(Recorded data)
----------------

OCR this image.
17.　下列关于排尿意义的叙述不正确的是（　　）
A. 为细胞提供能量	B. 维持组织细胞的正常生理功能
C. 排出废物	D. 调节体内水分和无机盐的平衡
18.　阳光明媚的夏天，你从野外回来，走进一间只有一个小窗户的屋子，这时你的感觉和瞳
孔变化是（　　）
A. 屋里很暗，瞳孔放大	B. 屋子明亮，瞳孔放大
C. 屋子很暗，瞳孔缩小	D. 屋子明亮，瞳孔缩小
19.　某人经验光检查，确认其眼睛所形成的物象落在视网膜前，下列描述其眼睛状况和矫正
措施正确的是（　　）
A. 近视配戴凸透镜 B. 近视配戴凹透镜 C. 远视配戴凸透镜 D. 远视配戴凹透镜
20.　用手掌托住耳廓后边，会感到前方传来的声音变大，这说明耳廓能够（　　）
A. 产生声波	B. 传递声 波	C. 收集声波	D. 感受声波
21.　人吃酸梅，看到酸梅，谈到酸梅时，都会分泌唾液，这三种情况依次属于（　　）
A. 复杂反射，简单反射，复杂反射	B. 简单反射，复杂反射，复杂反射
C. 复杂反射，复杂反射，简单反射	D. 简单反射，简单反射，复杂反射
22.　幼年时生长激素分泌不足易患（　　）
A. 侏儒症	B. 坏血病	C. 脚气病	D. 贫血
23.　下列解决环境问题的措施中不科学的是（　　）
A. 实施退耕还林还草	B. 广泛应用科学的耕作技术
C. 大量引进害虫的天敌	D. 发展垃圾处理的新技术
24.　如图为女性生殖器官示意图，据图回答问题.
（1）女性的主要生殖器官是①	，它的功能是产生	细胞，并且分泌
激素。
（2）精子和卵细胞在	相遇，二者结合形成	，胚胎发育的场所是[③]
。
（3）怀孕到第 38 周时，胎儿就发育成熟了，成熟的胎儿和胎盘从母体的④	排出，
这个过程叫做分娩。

----------------

- [What to produce]: Retype every record above exactly as written.

- [Correct result]:
OCR this image.
17.　下列关于排尿意义的叙述不正确的是（　　）
A. 为细胞提供能量	B. 维持组织细胞的正常生理功能
C. 排出废物	D. 调节体内水分和无机盐的平衡
18.　阳光明媚的夏天，你从野外回来，走进一间只有一个小窗户的屋子，这时你的感觉和瞳
孔变化是（　　）
A. 屋里很暗，瞳孔放大	B. 屋子明亮，瞳孔放大
C. 屋子很暗，瞳孔缩小	D. 屋子明亮，瞳孔缩小
19.　某人经验光检查，确认其眼睛所形成的物象落在视网膜前，下列描述其眼睛状况和矫正
措施正确的是（　　）
A. 近视配戴凸透镜 B. 近视配戴凹透镜 C. 远视配戴凸透镜 D. 远视配戴凹透镜
20.　用手掌托住耳廓后边，会感到前方传来的声音变大，这说明耳廓能够（　　）
A. 产生声波	B. 传递声 波	C. 收集声波	D. 感受声波
21.　人吃酸梅，看到酸梅，谈到酸梅时，都会分泌唾液，这三种情况依次属于（　　）
A. 复杂反射，简单反射，复杂反射	B. 简单反射，复杂反射，复杂反射
C. 复杂反射，复杂反射，简单反射	D. 简单反射，简单反射，复杂反射
22.　幼年时生长激素分泌不足易患（　　）
A. 侏儒症	B. 坏血病	C. 脚气病	D. 贫血
23.　下列解决环境问题的措施中不科学的是（　　）
A. 实施退耕还林还草	B. 广泛应用科学的耕作技术
C. 大量引进害虫的天敌	D. 发展垃圾处理的新技术
24.　如图为女性生殖器官示意图，据图回答问题.
（1）女性的主要生殖器官是①	，它的功能是产生	细胞，并且分泌
激素。
（2）精子和卵细胞在	相遇，二者结合形成	，胚胎发育的场所是[③]
。
（3）怀孕到第 38 周时，胎儿就发育成熟了，成熟的胎儿和胎盘从母体的④	排出，
这个过程叫做分娩。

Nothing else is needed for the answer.